What you are asked to do:
Write only the number of lines in the records beneath that hold "sample".

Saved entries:
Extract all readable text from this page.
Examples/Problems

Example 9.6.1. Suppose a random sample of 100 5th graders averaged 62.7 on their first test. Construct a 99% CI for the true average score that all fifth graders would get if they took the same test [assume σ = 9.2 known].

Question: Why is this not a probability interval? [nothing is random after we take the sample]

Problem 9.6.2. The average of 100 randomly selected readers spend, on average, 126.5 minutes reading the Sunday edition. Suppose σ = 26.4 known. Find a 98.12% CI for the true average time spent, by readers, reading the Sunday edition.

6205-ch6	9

Final answer:
2